• [WHAT IS REQUIRED]:
Summarize the account of the audiobook studio visit below in three sentences.

• [PASSAGE]:
....................
When I arrived, I also got a bit lost, since I went in by the stairs and the signs there only directed me to the upper floor where the processing and packaging is done. I needed to find someone to escort me down to the studios the floor below. There I was met by producer Richard Rohan, who turned out to have played Hanuman Kwan in Only Superhuman. He was aware I’d imagined Roddy MacDowall when writing the character, but said he didn’t have that voice in his repertoire. When I mentioned his performance reminded me of Tony Randall (which worked almost as well), he said he’d have to think about developing a Randall impression. I also met Nanette Savard, the audiobook’s director and narrator, and when I mentioned that I’d felt Greg Tai and Sally Knox had been perfectly cast, Nanette revealed that she had played Sally! I also briefly met Colleen Delany, who played Psyche Thorne, and who turns out to have a rather Psyche-like smile, very wide and bright. But I just missed a chance to meet Zephyr’s portrayer Thomas Keegan, with whom Nanette had just been finishing up a session when I arrived.

I was shown into the editing room where the above photo was taken, and I got to hear the opening scene of the Spider-Man: Drowned in Thunder audiobook, plus a couple of other scenes later on. It was pretty well-done. The actor they’ve got playing Spider-Man (I don’t know his name yet) sounds not unlike Christopher Daniel Barnes, who played the role in the ’90s series that made me a Spidey fan, and whose voice I imagined when writing the book. Their version of J. Jonah Jameson isn’t anything like what I imagined (which was Ed Asner from the ’90s show), since they based their version on the fact that Stan Lee always wanted to play the role himself. No, they didn’t hire Stan, but their actor gives JJJ a very Stan-like quality. I also learned that Mary Jane Watson-Parker will be played by Alyssa Wilmoth, the same actress who played Emerald Blair — appropriate, since they’re both redheads.

I learned a lot of this from the trailer they played during the podcast interview, which made the story sound really exciting. I was listening in awe and thinking, “I wrote that?!” Anyway, Richard and Nanette interviewed me inside a cozy recording booth and we had a nice talk about both books. The podcast should be out within the week, and I’ll link to it when it’s available. They even let me go back in and do a retake when I belatedly remembered I’d forgotten to plug the upcoming Only Superhuman paperback. After the interview, they showed me the rest of their facility — mostly one big room where the directors and engineers work at a bunch of computers around the walls, but with some private offices for the producers and a couple of secondary recording booths. They had me sign a couple of copies of the audiobook as well as the OS poster in their lobby, and they gave me a green coffee mug with the company logo on it (though more lime green than emerald green).
....................
• [INFORMATION SHOWN]:
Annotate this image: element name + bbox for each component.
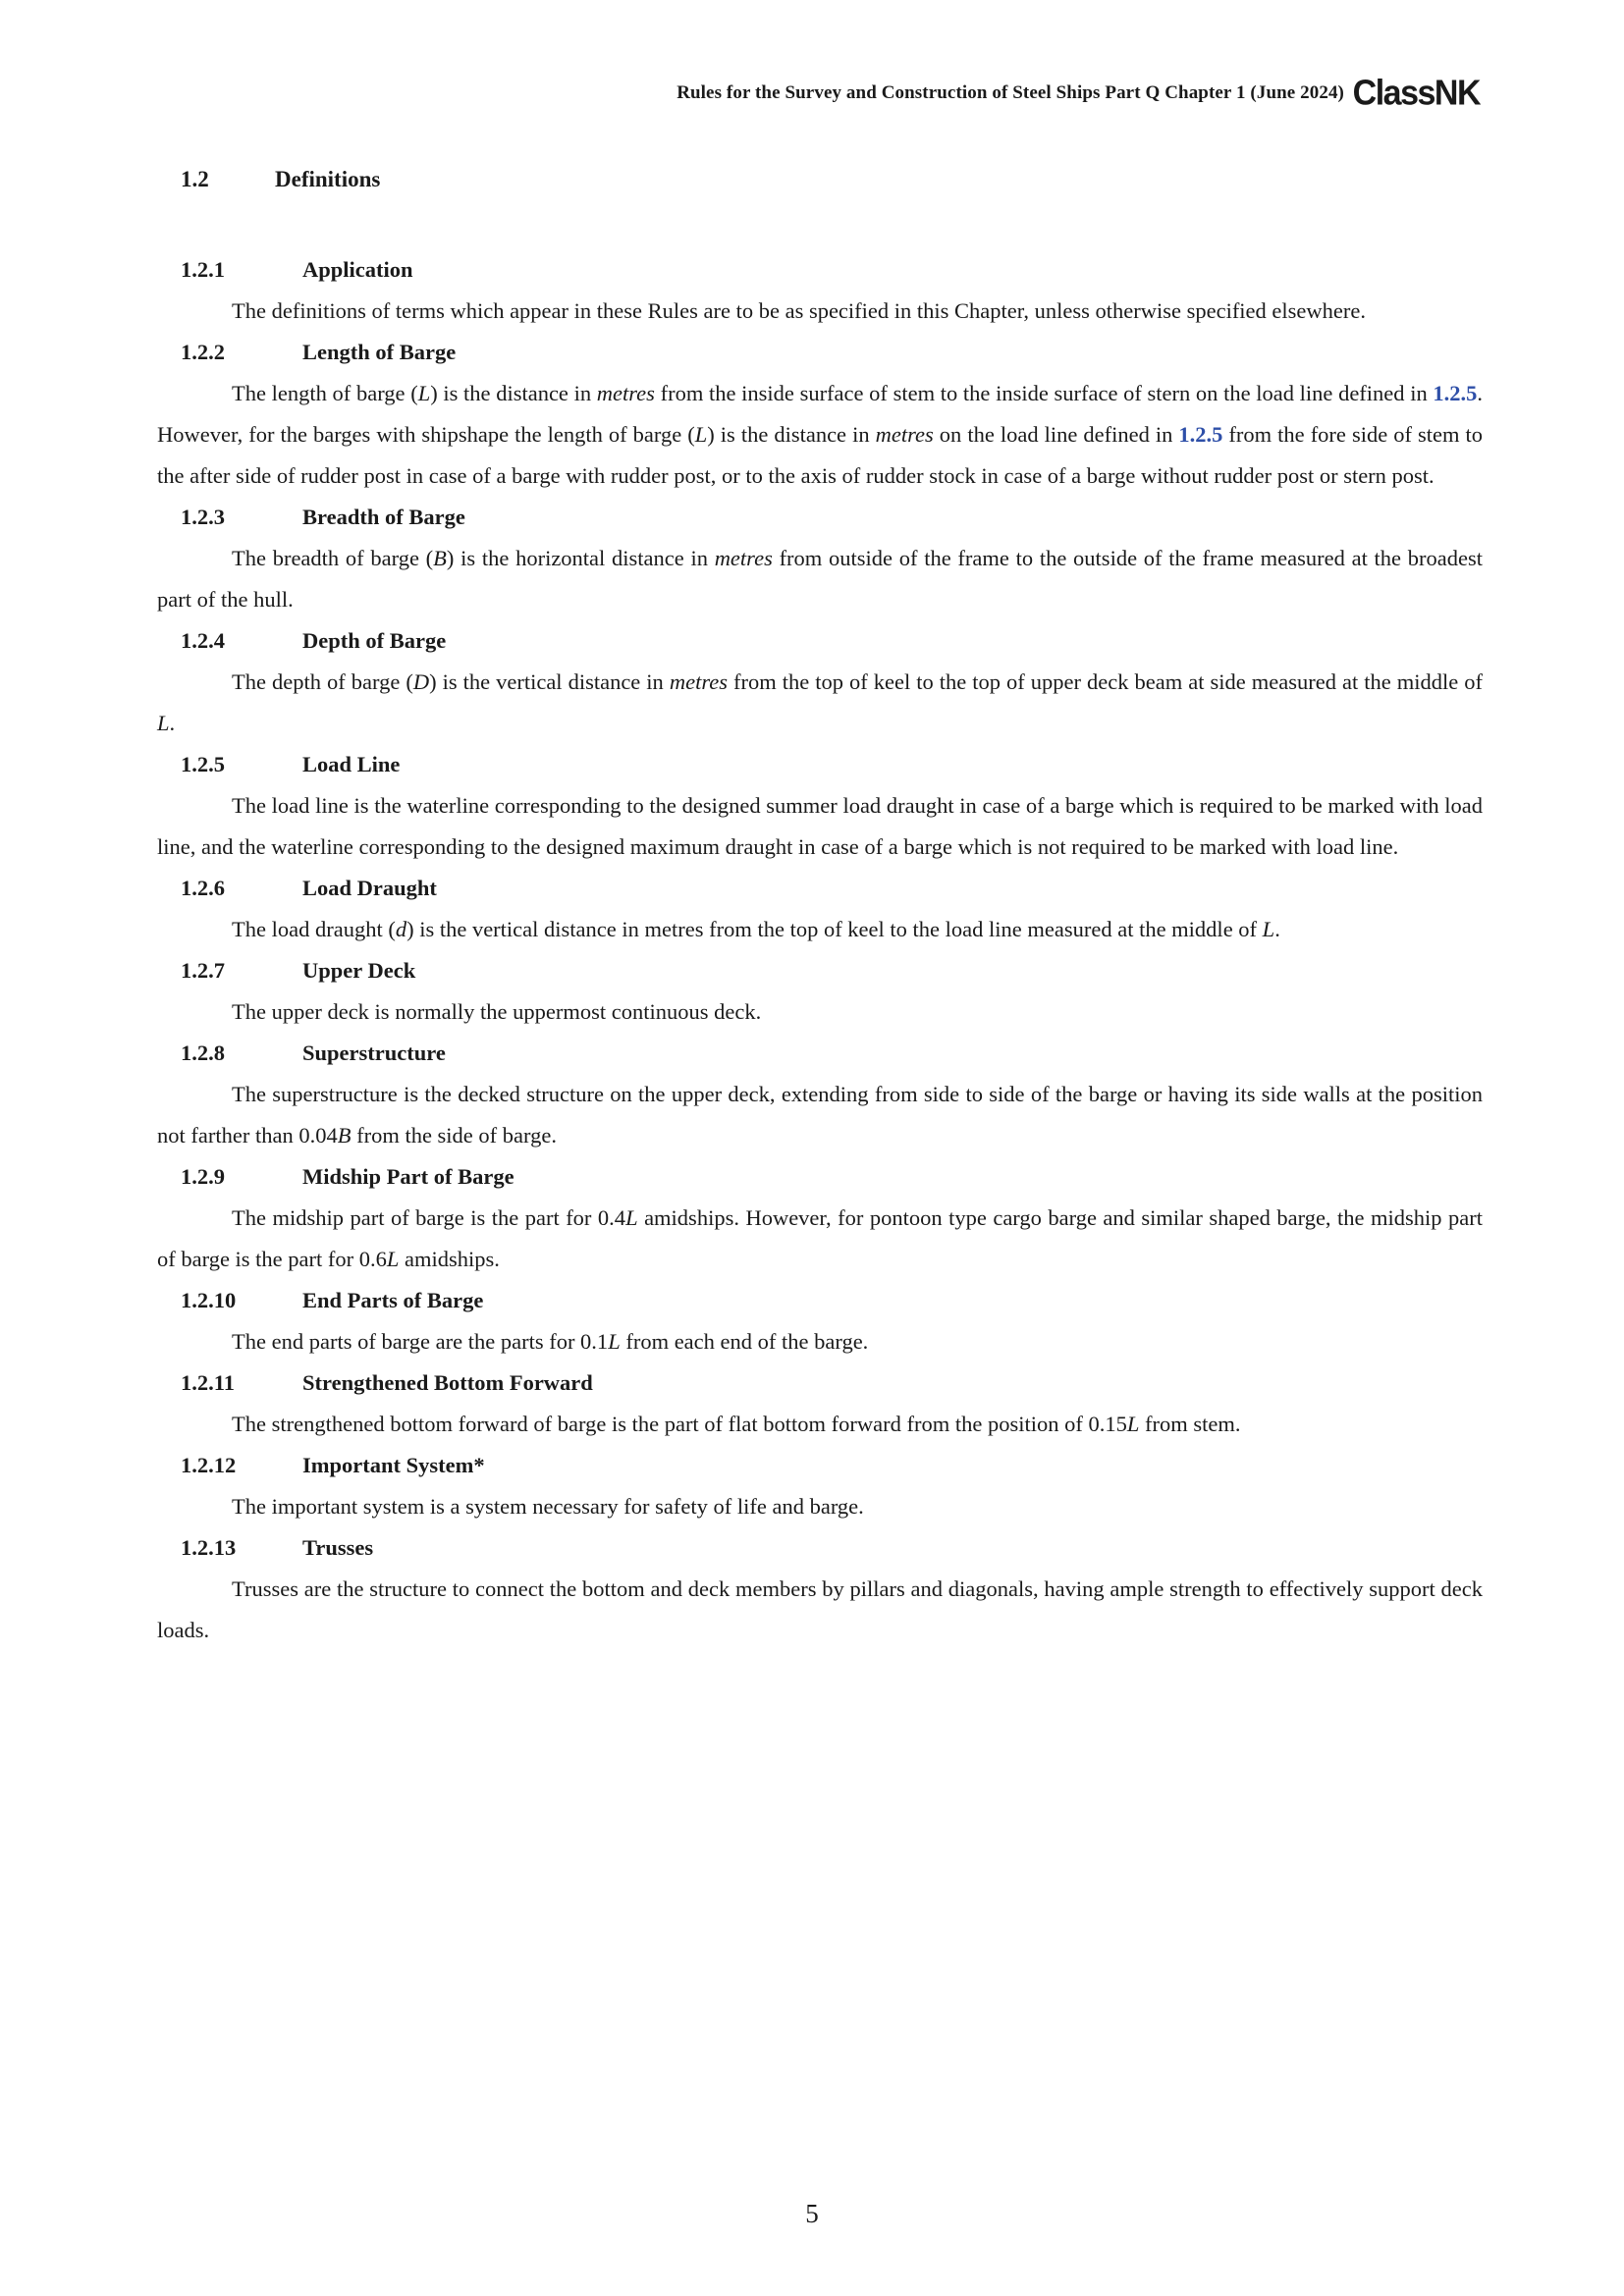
....................
• [COMPLETED TASK]:
After getting lost on the way in, the writer was escorted down to the studios and met producer Richard Rohan, director and narrator Nanette Savard, and Colleen Delany, who had played Hanuman Kwan, Sally Knox, and Psyche Thorne. In the editing room, the writer heard scenes from the Spider-Man: Drowned in Thunder audiobook and learned how Spider-Man, J. Jonah Jameson, and Mary Jane Watson-Parker would be voiced. Richard and Nanette then interviewed the writer in a recording booth for a podcast about both books, after which the writer toured the facility, signed copies of the audiobook and the poster in the lobby, and received a green coffee mug with the company logo.